-------- Entries shown

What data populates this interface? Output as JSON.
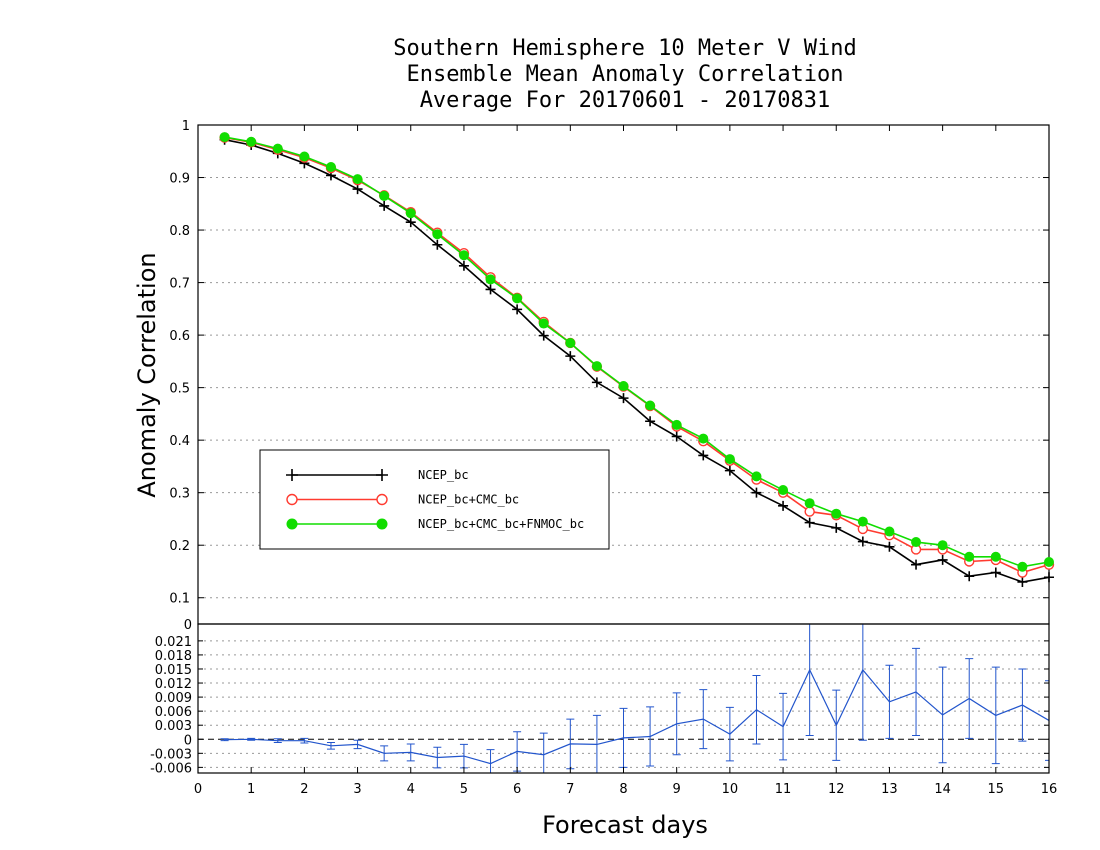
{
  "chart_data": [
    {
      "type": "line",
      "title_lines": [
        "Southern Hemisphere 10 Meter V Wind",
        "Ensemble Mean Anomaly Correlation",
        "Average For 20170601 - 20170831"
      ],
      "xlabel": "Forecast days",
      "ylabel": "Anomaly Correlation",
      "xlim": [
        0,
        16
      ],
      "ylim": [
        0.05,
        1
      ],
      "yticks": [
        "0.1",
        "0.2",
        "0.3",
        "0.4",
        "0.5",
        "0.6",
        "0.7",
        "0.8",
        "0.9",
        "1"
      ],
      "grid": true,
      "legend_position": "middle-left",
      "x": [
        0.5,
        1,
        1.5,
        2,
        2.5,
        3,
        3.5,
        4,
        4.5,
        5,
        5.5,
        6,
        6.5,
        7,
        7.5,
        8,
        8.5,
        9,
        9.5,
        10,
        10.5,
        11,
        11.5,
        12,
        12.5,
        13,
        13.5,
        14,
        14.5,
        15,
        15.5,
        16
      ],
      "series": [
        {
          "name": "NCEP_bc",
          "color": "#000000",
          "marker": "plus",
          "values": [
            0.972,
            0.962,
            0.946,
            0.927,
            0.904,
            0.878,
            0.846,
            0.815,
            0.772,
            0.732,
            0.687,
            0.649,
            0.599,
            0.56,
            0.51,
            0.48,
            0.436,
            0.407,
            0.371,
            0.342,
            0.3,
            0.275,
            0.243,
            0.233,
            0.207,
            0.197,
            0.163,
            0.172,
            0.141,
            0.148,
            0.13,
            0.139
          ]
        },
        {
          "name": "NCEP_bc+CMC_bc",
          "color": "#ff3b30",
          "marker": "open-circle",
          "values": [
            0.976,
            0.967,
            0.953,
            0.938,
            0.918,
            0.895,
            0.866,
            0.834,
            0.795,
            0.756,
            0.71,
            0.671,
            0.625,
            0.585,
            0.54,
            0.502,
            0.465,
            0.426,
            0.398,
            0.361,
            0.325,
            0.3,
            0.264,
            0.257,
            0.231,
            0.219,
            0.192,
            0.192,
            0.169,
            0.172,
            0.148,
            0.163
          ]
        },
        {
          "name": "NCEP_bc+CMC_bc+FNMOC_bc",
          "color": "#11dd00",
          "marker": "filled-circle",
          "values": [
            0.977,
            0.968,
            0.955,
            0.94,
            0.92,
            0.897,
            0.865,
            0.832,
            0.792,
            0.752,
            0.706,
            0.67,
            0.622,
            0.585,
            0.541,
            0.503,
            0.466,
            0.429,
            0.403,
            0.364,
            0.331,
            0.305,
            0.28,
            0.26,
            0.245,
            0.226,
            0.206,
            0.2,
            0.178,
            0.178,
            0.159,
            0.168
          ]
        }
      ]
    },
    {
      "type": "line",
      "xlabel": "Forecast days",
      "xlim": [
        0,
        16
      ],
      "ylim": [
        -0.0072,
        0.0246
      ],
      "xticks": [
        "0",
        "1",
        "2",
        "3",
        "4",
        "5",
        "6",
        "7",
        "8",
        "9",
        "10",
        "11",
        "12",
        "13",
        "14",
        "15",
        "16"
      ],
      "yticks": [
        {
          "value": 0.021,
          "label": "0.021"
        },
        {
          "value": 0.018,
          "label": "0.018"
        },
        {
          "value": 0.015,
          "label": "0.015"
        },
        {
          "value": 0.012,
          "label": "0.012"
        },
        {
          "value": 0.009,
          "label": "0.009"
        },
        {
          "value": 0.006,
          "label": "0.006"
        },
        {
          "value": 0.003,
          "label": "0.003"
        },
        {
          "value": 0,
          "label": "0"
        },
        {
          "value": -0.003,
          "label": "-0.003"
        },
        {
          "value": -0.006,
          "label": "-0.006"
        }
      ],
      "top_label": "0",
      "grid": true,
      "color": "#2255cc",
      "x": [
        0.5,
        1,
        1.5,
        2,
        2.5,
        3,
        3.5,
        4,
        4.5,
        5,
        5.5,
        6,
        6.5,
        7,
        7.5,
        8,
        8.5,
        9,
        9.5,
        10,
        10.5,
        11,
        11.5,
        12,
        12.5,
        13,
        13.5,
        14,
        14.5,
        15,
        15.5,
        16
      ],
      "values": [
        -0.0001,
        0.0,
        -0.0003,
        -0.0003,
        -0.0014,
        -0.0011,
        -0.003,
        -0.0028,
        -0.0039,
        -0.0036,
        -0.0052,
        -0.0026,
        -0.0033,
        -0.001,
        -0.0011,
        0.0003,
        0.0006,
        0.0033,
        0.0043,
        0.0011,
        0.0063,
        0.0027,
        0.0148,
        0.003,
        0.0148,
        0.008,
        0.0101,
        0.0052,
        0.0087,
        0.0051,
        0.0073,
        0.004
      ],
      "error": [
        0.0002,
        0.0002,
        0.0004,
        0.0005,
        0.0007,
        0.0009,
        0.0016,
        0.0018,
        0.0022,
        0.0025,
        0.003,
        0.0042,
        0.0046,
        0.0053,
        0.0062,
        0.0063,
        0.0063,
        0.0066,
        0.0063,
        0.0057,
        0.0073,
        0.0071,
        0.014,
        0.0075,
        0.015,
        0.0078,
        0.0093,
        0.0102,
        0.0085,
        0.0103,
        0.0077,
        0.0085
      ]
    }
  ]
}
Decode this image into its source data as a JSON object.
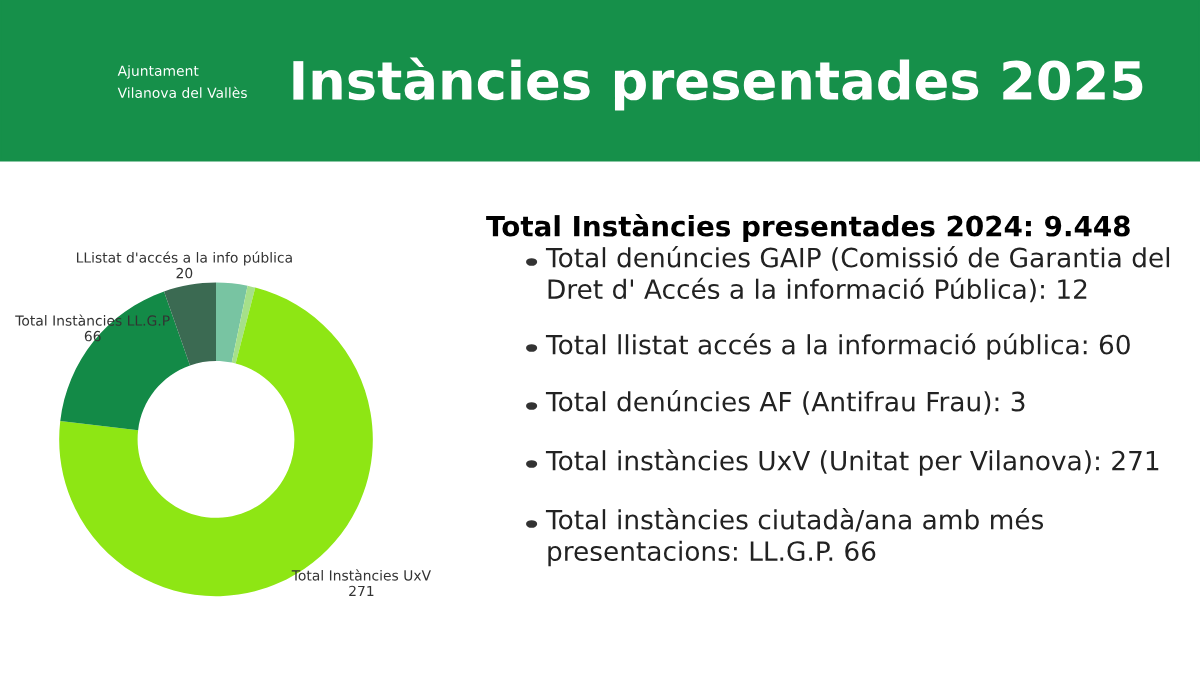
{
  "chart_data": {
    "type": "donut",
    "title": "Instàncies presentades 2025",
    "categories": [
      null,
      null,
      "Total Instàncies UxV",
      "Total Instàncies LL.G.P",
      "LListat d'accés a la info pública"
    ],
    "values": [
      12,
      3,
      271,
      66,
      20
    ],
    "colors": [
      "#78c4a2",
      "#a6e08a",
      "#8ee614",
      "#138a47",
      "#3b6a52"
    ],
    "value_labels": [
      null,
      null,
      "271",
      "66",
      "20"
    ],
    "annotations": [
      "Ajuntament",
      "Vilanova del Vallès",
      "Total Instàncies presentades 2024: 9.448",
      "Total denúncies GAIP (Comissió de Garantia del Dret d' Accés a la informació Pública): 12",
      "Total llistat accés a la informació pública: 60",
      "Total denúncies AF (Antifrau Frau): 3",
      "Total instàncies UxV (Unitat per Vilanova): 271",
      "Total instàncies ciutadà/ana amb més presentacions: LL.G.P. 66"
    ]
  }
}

----------------
-------- Entries shown

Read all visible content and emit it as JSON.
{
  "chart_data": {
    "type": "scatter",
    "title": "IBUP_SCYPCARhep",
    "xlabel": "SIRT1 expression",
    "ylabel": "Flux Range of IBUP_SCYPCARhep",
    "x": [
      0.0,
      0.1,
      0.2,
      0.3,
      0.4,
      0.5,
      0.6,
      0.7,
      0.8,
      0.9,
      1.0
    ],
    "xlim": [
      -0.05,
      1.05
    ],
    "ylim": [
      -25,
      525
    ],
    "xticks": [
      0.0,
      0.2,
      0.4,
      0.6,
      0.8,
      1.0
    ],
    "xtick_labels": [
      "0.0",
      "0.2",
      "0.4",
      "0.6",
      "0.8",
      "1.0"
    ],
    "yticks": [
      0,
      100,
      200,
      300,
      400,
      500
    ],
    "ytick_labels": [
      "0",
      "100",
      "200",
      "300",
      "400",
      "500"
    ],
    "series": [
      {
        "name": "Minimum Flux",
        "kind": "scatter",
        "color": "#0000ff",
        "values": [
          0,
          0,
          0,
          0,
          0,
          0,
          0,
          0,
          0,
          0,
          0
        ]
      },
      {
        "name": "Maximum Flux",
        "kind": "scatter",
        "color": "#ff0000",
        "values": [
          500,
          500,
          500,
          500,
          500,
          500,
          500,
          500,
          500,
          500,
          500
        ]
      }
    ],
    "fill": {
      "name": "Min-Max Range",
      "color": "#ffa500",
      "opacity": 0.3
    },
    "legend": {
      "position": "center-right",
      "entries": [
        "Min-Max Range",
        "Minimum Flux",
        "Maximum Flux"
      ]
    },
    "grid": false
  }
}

----------------

- **Requirement**
Read the entries above, then pull out the lines that include "ylabel".

- **Correct result**
      "ylabel": "Anomaly Correlation",
    "ylabel": "Flux Range of IBUP_SCYPCARhep",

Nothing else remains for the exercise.